--- EXCERPTED DATA ---

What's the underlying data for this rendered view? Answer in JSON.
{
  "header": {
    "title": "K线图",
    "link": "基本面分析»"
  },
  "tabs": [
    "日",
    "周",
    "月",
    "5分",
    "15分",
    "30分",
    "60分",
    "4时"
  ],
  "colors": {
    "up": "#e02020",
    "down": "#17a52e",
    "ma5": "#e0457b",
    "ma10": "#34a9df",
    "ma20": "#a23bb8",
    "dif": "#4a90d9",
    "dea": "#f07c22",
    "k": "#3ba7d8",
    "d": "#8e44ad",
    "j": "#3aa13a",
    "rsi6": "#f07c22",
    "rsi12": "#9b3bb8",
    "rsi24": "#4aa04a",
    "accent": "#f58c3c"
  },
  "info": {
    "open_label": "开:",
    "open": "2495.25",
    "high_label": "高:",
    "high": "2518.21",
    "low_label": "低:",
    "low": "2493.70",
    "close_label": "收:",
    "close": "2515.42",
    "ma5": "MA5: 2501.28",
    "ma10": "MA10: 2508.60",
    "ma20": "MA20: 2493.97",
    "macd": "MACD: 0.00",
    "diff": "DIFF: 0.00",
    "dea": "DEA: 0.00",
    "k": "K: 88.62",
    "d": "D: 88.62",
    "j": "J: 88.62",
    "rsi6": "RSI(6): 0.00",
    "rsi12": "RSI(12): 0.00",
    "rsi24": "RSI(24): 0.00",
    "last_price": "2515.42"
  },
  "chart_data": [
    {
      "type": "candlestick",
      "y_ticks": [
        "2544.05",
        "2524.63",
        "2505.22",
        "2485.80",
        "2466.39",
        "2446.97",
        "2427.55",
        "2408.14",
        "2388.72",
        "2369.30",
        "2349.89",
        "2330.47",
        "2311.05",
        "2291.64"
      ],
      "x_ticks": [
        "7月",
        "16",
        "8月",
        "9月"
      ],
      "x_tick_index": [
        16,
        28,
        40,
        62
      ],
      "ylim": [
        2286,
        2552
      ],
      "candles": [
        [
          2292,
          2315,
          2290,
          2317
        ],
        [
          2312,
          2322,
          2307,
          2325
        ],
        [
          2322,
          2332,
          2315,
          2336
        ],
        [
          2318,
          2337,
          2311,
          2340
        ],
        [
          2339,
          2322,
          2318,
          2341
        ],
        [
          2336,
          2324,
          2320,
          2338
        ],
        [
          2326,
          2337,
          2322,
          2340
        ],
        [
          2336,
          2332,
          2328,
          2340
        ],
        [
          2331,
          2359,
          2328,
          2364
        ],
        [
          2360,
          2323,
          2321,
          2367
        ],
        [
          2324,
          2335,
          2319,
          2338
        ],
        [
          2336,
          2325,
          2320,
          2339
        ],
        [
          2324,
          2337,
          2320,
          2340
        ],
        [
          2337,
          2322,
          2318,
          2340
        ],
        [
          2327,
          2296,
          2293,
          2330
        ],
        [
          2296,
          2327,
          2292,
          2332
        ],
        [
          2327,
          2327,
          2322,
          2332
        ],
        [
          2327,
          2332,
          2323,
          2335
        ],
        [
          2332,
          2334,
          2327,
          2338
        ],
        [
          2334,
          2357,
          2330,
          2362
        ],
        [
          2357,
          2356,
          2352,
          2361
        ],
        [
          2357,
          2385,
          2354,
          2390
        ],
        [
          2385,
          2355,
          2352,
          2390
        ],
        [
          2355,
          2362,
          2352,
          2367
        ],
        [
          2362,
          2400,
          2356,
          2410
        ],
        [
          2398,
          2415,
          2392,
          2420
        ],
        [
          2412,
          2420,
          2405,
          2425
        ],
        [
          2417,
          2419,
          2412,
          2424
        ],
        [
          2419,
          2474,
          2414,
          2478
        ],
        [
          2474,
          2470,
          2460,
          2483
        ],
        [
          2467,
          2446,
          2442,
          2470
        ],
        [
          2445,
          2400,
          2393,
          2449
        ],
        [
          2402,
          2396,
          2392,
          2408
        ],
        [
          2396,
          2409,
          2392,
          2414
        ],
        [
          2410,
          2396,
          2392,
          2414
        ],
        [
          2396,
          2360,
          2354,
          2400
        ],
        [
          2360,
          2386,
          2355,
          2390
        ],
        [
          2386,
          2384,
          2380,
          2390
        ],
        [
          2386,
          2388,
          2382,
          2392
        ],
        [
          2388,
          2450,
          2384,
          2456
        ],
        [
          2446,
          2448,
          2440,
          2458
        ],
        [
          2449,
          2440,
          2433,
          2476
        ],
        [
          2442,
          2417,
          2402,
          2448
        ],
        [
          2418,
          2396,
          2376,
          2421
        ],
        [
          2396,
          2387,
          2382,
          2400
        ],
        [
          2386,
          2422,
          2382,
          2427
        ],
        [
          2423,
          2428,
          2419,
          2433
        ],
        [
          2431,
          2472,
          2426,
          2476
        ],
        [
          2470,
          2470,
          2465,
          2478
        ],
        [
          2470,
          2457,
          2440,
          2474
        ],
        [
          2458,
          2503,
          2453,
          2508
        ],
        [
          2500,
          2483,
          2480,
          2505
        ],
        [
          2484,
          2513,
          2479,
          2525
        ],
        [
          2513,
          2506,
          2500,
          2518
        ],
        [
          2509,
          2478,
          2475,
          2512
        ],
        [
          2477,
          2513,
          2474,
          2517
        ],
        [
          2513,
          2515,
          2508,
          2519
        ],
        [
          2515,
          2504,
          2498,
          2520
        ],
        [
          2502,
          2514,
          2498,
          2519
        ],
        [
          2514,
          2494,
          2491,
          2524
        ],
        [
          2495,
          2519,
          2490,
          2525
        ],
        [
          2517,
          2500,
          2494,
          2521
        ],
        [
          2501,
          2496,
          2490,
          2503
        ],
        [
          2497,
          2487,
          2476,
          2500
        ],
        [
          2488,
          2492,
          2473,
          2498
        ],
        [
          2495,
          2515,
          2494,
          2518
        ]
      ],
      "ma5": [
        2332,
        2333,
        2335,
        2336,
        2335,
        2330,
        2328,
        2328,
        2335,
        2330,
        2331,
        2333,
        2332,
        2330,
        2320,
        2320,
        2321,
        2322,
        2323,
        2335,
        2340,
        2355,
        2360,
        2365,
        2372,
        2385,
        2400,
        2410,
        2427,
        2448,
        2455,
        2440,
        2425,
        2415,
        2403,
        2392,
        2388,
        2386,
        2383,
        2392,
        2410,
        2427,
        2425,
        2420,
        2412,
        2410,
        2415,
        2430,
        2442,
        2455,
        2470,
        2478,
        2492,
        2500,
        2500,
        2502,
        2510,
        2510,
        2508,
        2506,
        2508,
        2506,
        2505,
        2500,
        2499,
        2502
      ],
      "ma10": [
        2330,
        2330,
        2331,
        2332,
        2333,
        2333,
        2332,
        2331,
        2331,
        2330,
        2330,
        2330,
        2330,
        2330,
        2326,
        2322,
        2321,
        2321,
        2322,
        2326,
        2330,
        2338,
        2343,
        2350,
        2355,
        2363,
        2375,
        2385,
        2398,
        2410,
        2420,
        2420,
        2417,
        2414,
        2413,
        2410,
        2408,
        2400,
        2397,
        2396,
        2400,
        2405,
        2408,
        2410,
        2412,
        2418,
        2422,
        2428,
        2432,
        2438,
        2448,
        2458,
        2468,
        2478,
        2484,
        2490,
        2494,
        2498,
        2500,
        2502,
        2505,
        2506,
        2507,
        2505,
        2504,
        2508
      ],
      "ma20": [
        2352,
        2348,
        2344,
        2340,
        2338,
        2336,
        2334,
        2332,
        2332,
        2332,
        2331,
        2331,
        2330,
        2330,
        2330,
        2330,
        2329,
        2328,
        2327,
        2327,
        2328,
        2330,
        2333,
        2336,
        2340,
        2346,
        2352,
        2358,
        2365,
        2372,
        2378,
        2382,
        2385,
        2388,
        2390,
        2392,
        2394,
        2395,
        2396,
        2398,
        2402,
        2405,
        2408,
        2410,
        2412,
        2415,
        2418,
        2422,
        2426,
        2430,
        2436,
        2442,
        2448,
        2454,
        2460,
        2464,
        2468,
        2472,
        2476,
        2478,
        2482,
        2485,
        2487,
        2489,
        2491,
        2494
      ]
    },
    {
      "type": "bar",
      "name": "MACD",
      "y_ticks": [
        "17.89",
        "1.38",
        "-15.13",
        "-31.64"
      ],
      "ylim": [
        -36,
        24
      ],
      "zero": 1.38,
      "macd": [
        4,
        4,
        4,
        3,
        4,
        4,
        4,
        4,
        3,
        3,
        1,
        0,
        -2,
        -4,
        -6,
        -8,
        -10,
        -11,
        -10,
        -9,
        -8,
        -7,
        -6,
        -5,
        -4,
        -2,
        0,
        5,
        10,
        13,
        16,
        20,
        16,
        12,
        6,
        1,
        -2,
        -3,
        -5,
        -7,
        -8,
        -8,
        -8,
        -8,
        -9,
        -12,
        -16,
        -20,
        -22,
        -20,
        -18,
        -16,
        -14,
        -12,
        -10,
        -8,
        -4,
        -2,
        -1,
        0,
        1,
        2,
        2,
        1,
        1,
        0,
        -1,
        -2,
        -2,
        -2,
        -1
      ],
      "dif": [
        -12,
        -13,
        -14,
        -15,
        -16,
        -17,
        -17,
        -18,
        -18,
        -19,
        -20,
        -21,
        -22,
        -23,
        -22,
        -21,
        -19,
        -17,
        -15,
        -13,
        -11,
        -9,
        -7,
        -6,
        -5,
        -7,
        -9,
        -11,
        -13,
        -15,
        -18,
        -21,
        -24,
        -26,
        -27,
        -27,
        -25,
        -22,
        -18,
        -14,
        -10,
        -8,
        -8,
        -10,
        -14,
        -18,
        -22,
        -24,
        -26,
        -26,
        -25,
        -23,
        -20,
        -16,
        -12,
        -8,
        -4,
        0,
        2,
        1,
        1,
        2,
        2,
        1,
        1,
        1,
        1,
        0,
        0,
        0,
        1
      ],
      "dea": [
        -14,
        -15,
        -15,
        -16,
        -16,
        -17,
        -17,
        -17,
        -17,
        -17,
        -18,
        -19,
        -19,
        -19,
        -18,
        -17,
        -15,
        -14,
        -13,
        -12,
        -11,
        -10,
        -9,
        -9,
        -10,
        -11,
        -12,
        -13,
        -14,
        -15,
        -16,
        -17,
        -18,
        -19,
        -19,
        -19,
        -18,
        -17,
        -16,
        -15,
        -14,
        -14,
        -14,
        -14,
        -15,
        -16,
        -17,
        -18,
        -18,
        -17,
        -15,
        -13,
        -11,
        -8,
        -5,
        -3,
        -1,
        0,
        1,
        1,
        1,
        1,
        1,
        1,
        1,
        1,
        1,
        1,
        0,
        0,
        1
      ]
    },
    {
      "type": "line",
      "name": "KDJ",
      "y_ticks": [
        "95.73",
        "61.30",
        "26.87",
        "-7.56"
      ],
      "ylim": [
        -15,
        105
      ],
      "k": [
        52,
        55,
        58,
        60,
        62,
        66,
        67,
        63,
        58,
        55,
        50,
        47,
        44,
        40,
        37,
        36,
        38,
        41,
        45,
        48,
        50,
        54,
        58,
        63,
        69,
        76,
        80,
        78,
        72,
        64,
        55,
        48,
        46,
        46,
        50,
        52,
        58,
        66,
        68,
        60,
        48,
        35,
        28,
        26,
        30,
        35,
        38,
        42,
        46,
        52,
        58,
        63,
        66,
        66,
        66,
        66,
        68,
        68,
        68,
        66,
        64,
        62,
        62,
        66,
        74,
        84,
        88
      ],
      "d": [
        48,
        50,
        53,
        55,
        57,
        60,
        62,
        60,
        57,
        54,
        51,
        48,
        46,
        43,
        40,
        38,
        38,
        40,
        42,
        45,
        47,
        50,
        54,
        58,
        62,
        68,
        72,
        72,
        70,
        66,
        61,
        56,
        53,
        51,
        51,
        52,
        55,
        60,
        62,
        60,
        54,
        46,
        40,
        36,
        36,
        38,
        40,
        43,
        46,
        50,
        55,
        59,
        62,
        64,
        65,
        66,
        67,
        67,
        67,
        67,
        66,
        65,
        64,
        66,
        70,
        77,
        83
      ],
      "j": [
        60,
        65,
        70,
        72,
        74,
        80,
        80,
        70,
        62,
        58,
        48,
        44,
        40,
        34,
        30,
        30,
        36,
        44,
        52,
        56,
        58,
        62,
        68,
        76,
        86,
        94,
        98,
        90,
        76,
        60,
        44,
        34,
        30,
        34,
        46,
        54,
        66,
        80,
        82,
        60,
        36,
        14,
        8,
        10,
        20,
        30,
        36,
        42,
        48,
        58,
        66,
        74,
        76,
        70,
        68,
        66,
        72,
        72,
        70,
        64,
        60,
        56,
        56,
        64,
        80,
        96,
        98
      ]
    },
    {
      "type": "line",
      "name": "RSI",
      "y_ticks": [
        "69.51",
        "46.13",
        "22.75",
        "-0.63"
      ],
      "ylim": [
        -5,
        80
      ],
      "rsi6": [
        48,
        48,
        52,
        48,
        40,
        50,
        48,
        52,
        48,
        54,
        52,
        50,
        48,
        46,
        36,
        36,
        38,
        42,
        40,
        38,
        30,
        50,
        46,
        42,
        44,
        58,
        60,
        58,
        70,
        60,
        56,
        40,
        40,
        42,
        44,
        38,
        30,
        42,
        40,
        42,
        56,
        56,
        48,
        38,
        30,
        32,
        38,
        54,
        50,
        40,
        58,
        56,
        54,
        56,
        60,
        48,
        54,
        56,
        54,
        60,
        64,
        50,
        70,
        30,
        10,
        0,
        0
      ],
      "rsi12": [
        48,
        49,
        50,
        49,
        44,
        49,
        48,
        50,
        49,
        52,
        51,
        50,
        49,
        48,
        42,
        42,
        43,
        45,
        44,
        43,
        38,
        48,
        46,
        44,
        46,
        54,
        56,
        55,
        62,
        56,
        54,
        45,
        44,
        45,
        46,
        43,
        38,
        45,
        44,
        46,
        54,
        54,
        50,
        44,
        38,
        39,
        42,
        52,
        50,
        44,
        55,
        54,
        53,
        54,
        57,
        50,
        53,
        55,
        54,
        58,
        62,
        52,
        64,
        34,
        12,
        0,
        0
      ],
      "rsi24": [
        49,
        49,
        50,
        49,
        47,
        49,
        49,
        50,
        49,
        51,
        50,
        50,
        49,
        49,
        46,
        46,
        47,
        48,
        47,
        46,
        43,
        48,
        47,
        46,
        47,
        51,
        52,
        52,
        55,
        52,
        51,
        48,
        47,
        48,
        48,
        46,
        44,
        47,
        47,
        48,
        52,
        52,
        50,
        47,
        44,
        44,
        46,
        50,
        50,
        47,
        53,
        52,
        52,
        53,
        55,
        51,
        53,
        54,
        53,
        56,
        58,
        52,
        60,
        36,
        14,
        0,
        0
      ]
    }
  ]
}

---

### TASK INSTRUCTIONS
Each line in the entries above that includes the string "type" should be extracted.

### THE REPLY
      "type": "candlestick",
      "type": "bar",
      "type": "line",
      "type": "line",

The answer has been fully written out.